TASK TO CARRY OUT:
Below are some entries; can you quote all of them exactly?

***** DATASET

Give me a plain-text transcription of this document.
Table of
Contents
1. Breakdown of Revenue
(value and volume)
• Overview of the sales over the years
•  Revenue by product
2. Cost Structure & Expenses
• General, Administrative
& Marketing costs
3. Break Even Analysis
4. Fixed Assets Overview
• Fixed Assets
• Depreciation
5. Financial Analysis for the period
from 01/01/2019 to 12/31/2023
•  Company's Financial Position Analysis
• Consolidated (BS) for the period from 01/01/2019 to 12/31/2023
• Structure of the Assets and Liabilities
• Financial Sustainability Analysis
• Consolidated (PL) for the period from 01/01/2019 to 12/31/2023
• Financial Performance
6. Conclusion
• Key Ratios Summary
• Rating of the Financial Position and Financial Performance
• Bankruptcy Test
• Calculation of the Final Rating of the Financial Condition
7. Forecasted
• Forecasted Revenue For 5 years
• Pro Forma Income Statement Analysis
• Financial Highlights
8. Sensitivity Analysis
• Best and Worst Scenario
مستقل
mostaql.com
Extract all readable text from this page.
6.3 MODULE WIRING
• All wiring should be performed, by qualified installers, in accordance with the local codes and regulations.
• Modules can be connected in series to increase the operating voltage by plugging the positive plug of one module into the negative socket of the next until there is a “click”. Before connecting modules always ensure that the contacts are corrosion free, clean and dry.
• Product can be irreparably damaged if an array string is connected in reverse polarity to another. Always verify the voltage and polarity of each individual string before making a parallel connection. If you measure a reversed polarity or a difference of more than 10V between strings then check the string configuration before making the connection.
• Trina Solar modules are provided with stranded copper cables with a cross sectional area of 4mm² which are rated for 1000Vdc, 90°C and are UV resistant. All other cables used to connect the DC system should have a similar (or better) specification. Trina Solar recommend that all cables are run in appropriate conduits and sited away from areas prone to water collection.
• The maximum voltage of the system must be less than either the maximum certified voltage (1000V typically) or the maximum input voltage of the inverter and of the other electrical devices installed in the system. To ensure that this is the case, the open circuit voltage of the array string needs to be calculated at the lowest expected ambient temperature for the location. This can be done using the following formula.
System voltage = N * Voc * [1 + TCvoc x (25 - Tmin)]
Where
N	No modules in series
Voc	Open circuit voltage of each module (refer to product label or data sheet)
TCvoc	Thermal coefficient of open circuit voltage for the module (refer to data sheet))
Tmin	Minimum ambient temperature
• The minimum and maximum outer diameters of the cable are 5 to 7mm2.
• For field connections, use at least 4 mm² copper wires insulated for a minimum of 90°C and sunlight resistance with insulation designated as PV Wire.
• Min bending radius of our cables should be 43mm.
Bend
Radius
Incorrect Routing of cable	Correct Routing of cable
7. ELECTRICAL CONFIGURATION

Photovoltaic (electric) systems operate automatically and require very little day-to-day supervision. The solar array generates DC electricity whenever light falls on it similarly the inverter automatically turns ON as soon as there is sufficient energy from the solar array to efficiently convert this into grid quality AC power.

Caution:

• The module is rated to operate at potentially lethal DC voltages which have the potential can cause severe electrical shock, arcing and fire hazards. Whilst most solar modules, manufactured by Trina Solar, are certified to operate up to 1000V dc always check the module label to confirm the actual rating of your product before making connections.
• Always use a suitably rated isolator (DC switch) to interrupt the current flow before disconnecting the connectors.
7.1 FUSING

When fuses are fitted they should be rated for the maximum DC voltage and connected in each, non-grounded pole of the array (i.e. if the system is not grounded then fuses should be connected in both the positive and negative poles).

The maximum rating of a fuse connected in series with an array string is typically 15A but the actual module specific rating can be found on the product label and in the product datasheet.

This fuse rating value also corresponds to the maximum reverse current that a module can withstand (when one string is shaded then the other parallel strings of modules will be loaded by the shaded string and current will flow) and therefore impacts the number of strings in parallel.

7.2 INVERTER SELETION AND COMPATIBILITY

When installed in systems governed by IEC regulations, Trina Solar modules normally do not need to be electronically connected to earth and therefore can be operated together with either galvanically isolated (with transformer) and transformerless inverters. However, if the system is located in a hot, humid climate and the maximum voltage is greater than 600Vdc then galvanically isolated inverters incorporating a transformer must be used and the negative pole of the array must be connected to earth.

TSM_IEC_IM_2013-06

**********

EXERCISE ANSWER:
Give me a plain-text transcription of this document.
Table of
Contents
1. Breakdown of Revenue
(value and volume)
• Overview of the sales over the years
•  Revenue by product
2. Cost Structure & Expenses
• General, Administrative
& Marketing costs
3. Break Even Analysis
4. Fixed Assets Overview
• Fixed Assets
• Depreciation
5. Financial Analysis for the period
from 01/01/2019 to 12/31/2023
•  Company's Financial Position Analysis
• Consolidated (BS) for the period from 01/01/2019 to 12/31/2023
• Structure of the Assets and Liabilities
• Financial Sustainability Analysis
• Consolidated (PL) for the period from 01/01/2019 to 12/31/2023
• Financial Performance
6. Conclusion
• Key Ratios Summary
• Rating of the Financial Position and Financial Performance
• Bankruptcy Test
• Calculation of the Final Rating of the Financial Condition
7. Forecasted
• Forecasted Revenue For 5 years
• Pro Forma Income Statement Analysis
• Financial Highlights
8. Sensitivity Analysis
• Best and Worst Scenario
مستقل
mostaql.com
Extract all readable text from this page.
6.3 MODULE WIRING
• All wiring should be performed, by qualified installers, in accordance with the local codes and regulations.
• Modules can be connected in series to increase the operating voltage by plugging the positive plug of one module into the negative socket of the next until there is a “click”. Before connecting modules always ensure that the contacts are corrosion free, clean and dry.
• Product can be irreparably damaged if an array string is connected in reverse polarity to another. Always verify the voltage and polarity of each individual string before making a parallel connection. If you measure a reversed polarity or a difference of more than 10V between strings then check the string configuration before making the connection.
• Trina Solar modules are provided with stranded copper cables with a cross sectional area of 4mm² which are rated for 1000Vdc, 90°C and are UV resistant. All other cables used to connect the DC system should have a similar (or better) specification. Trina Solar recommend that all cables are run in appropriate conduits and sited away from areas prone to water collection.
• The maximum voltage of the system must be less than either the maximum certified voltage (1000V typically) or the maximum input voltage of the inverter and of the other electrical devices installed in the system. To ensure that this is the case, the open circuit voltage of the array string needs to be calculated at the lowest expected ambient temperature for the location. This can be done using the following formula.
System voltage = N * Voc * [1 + TCvoc x (25 - Tmin)]
Where
N	No modules in series
Voc	Open circuit voltage of each module (refer to product label or data sheet)
TCvoc	Thermal coefficient of open circuit voltage for the module (refer to data sheet))
Tmin	Minimum ambient temperature
• The minimum and maximum outer diameters of the cable are 5 to 7mm2.
• For field connections, use at least 4 mm² copper wires insulated for a minimum of 90°C and sunlight resistance with insulation designated as PV Wire.
• Min bending radius of our cables should be 43mm.
Bend
Radius
Incorrect Routing of cable	Correct Routing of cable
7. ELECTRICAL CONFIGURATION

Photovoltaic (electric) systems operate automatically and require very little day-to-day supervision. The solar array generates DC electricity whenever light falls on it similarly the inverter automatically turns ON as soon as there is sufficient energy from the solar array to efficiently convert this into grid quality AC power.

Caution:

• The module is rated to operate at potentially lethal DC voltages which have the potential can cause severe electrical shock, arcing and fire hazards. Whilst most solar modules, manufactured by Trina Solar, are certified to operate up to 1000V dc always check the module label to confirm the actual rating of your product before making connections.
• Always use a suitably rated isolator (DC switch) to interrupt the current flow before disconnecting the connectors.
7.1 FUSING

When fuses are fitted they should be rated for the maximum DC voltage and connected in each, non-grounded pole of the array (i.e. if the system is not grounded then fuses should be connected in both the positive and negative poles).

The maximum rating of a fuse connected in series with an array string is typically 15A but the actual module specific rating can be found on the product label and in the product datasheet.

This fuse rating value also corresponds to the maximum reverse current that a module can withstand (when one string is shaded then the other parallel strings of modules will be loaded by the shaded string and current will flow) and therefore impacts the number of strings in parallel.

7.2 INVERTER SELETION AND COMPATIBILITY

When installed in systems governed by IEC regulations, Trina Solar modules normally do not need to be electronically connected to earth and therefore can be operated together with either galvanically isolated (with transformer) and transformerless inverters. However, if the system is located in a hot, humid climate and the maximum voltage is greater than 600Vdc then galvanically isolated inverters incorporating a transformer must be used and the negative pole of the array must be connected to earth.

TSM_IEC_IM_2013-06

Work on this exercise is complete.